# YOUR TASK
Copy out the following post on conflict-of-interest disclosure in full, word for word.

# STUDY TEXT
Shine On: Lessons for Disclosure of Industry Payments to Physicians from New Empirical Research on Sarbanes-Oxley’s Conflict of Interest Disclosure Requirement
In Placebo Ethics: A Study in Securities Disclosure Arbitrage, an interesting (and very readable) article published earlier this year in the Virginia Law Review, Usha Rodrigues and Mike Stegemoller present the results of their empirical research into Section 406 of the Sarbanes-Oxley Act of 2002, which “requires companies to disclose their codes of ethics (or explain why they do not have them), and then to disclose any waivers from that code granted to top corporate officers.” Briefly, Rodrigues and Stegemoller found that “at least for related-party transactions, firms regularly engage in a kind of ‘disclosure arbitrage,’ neglecting to disclose ethics waivers at the time when transactions occur (in violation of Section 406 of Sarbanes-Oxley),” but complying with a regulation requiring disclosure of such transactions in their year-end proxy statements. Rodrigues and Stegemoller’s observations about Section 406 have relevance beyond securities law including (and of particular interest to readers of this blog) to recent efforts to regulate conflicts of interest in medicine through disclosure of relationships between physicians and the pharmaceutical and medical device industries.
For several years, a small number of states have required drug and device companies to report their relationships with physicians practicing in those states. Section 6002 of the Patient Protection and Affordable Care Act takes it to the next level, requiring “drug, device, biological, or medical supply” companies to report all of the payments they make to physicians and teaching hospitals in all of the 50 states. The Secretary of Health and Human Services is required to make the payment information public “through an Internet website,” in a form that is clear, understandable, and searchable, and in a format that is easily aggregated and downloaded. While drug and device companies do not need to submit their first reports under PPACA until March 31, 2013, those reports are to include all payments made to physicians and teaching hospitals in 2012. As a result, drug and device companies are hard at work right now putting systems in place to accomplish the information gathering and organizing that nationwide reporting will require.

# MATERIAL SUPPLIED
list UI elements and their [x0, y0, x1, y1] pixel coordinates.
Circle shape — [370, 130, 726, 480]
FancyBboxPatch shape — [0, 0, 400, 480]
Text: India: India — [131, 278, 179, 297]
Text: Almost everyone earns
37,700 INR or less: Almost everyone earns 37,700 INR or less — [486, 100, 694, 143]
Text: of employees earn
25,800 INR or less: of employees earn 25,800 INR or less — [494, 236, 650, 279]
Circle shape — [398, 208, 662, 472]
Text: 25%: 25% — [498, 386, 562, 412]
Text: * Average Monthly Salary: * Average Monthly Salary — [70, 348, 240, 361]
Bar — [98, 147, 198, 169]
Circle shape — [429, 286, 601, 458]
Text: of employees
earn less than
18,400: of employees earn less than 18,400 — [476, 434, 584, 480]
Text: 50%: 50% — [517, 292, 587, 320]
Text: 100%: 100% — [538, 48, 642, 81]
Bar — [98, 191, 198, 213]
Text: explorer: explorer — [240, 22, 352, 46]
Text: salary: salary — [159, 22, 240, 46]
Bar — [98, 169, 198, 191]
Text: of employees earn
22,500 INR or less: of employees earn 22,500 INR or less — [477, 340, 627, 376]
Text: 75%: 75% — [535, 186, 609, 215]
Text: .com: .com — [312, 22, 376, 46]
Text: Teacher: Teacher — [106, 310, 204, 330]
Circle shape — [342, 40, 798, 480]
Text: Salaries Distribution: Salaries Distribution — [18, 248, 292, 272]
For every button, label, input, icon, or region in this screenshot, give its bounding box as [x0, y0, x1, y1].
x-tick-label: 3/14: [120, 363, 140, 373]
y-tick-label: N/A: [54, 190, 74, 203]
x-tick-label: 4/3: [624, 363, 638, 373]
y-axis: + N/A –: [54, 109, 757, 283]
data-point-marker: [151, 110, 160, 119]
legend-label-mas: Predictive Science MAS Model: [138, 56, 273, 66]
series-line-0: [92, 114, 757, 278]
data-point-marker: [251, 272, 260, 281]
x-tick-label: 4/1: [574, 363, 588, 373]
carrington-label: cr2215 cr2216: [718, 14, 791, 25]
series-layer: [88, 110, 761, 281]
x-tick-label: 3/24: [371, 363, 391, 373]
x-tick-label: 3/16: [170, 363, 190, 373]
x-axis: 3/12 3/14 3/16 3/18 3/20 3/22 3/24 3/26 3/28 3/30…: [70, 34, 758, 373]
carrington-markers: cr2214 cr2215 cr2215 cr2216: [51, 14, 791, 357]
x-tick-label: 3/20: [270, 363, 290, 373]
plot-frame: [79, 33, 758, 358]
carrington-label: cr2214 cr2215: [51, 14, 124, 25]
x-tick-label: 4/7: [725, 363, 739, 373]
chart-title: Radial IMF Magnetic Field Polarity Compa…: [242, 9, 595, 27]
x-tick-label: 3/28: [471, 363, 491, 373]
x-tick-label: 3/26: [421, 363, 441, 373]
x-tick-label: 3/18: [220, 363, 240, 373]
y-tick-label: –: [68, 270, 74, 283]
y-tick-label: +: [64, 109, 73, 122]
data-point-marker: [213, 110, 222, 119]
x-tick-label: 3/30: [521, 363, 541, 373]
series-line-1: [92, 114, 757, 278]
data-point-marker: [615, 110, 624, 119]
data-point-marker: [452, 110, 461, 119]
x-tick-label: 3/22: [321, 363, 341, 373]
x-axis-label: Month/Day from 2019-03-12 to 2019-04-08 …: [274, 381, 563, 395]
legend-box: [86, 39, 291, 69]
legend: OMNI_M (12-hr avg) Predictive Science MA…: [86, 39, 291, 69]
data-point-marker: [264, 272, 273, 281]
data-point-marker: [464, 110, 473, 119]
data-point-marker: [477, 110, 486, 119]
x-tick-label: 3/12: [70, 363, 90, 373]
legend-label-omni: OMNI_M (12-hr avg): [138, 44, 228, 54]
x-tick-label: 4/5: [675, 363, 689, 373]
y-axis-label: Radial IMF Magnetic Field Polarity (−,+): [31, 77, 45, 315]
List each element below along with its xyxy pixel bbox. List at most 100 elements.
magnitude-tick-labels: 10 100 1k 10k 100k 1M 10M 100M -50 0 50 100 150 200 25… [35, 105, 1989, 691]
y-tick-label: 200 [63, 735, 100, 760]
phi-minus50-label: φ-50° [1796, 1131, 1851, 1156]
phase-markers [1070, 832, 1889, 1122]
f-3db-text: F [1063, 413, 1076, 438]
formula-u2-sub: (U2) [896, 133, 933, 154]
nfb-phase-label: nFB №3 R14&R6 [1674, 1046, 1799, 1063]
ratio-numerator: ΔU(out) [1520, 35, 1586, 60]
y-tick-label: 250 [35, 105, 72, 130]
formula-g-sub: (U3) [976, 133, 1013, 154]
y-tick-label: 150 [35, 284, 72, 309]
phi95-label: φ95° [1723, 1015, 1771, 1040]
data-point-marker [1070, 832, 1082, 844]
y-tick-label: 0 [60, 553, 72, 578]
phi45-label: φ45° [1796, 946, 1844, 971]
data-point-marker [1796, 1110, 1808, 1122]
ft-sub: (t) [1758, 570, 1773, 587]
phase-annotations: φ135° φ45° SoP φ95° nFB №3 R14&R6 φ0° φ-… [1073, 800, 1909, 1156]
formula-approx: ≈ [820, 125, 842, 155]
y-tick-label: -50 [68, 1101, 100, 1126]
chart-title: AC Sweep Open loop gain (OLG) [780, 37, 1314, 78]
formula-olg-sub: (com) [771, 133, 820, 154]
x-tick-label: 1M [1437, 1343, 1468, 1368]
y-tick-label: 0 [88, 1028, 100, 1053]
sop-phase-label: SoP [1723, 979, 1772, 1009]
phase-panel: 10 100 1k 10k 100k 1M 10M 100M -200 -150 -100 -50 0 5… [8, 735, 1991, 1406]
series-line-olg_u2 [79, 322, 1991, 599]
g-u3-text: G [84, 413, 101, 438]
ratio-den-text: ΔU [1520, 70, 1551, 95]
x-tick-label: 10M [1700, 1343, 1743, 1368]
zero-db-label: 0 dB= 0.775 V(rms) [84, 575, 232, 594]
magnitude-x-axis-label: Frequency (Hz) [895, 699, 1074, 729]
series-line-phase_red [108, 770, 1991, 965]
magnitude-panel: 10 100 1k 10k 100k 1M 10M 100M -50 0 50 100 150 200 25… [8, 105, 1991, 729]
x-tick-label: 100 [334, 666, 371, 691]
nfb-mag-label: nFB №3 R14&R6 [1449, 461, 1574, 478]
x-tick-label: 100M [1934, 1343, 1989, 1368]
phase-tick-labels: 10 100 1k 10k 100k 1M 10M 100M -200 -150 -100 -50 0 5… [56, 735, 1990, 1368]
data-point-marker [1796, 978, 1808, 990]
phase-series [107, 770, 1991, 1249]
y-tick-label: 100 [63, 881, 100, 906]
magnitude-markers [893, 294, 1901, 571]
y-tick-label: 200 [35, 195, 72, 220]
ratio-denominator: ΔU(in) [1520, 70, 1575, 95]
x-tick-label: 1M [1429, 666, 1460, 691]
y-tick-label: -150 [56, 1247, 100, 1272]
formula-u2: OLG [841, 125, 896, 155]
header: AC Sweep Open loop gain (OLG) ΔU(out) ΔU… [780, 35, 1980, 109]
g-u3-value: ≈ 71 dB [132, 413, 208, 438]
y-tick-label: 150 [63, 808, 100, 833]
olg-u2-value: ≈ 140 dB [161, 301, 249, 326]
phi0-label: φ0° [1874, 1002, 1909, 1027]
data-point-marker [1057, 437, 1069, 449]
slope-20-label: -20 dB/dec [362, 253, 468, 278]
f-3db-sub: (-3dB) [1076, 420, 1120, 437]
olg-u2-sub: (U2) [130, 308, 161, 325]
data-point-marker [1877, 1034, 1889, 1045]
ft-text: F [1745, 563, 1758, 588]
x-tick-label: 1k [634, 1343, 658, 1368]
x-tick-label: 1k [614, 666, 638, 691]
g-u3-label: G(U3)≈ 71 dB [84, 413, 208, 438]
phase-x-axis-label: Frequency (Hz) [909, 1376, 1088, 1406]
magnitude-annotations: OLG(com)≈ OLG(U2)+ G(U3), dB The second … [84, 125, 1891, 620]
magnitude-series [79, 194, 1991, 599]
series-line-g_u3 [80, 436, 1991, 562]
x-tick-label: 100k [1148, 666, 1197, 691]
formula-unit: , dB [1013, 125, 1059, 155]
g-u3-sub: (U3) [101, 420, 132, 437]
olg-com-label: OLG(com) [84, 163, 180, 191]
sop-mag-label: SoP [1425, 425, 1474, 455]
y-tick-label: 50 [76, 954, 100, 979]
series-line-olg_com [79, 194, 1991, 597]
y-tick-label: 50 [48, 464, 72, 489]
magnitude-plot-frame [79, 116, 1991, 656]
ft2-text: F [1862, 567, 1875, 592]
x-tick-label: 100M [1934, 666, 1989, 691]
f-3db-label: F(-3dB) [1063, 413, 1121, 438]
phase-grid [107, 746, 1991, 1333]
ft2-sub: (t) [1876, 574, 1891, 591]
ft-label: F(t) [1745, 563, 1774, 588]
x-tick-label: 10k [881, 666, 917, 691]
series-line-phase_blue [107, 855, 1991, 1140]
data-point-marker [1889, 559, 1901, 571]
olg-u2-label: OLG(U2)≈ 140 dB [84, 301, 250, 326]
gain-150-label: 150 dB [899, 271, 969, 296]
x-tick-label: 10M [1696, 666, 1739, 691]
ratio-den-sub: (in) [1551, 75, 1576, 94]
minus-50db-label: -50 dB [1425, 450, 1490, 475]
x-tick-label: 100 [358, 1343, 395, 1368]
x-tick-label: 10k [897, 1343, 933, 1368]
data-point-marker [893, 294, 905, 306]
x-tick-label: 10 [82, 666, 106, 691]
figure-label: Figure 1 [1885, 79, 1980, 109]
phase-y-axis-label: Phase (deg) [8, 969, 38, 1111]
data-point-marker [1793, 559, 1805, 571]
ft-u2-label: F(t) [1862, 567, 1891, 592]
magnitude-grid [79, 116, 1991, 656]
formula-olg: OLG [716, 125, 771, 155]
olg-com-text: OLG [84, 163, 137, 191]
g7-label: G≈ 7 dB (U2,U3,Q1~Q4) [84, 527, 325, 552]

# WRITTEN REPLY
Shine On: Lessons for Disclosure of Industry Payments to Physicians from New Empirical Research on Sarbanes-Oxley’s Conflict of Interest Disclosure Requirement
In Placebo Ethics: A Study in Securities Disclosure Arbitrage, an interesting (and very readable) article published earlier this year in the Virginia Law Review, Usha Rodrigues and Mike Stegemoller present the results of their empirical research into Section 406 of the Sarbanes-Oxley Act of 2002, which “requires companies to disclose their codes of ethics (or explain why they do not have them), and then to disclose any waivers from that code granted to top corporate officers.” Briefly, Rodrigues and Stegemoller found that “at least for related-party transactions, firms regularly engage in a kind of ‘disclosure arbitrage,’ neglecting to disclose ethics waivers at the time when transactions occur (in violation of Section 406 of Sarbanes-Oxley),” but complying with a regulation requiring disclosure of such transactions in their year-end proxy statements. Rodrigues and Stegemoller’s observations about Section 406 have relevance beyond securities law including (and of particular interest to readers of this blog) to recent efforts to regulate conflicts of interest in medicine through disclosure of relationships between physicians and the pharmaceutical and medical device industries.
For several years, a small number of states have required drug and device companies to report their relationships with physicians practicing in those states. Section 6002 of the Patient Protection and Affordable Care Act takes it to the next level, requiring “drug, device, biological, or medical supply” companies to report all of the payments they make to physicians and teaching hospitals in all of the 50 states. The Secretary of Health and Human Services is required to make the payment information public “through an Internet website,” in a form that is clear, understandable, and searchable, and in a format that is easily aggregated and downloaded. While drug and device companies do not need to submit their first reports under PPACA until March 31, 2013, those reports are to include all payments made to physicians and teaching hospitals in 2012. As a result, drug and device companies are hard at work right now putting systems in place to accomplish the information gathering and organizing that nationwide reporting will require.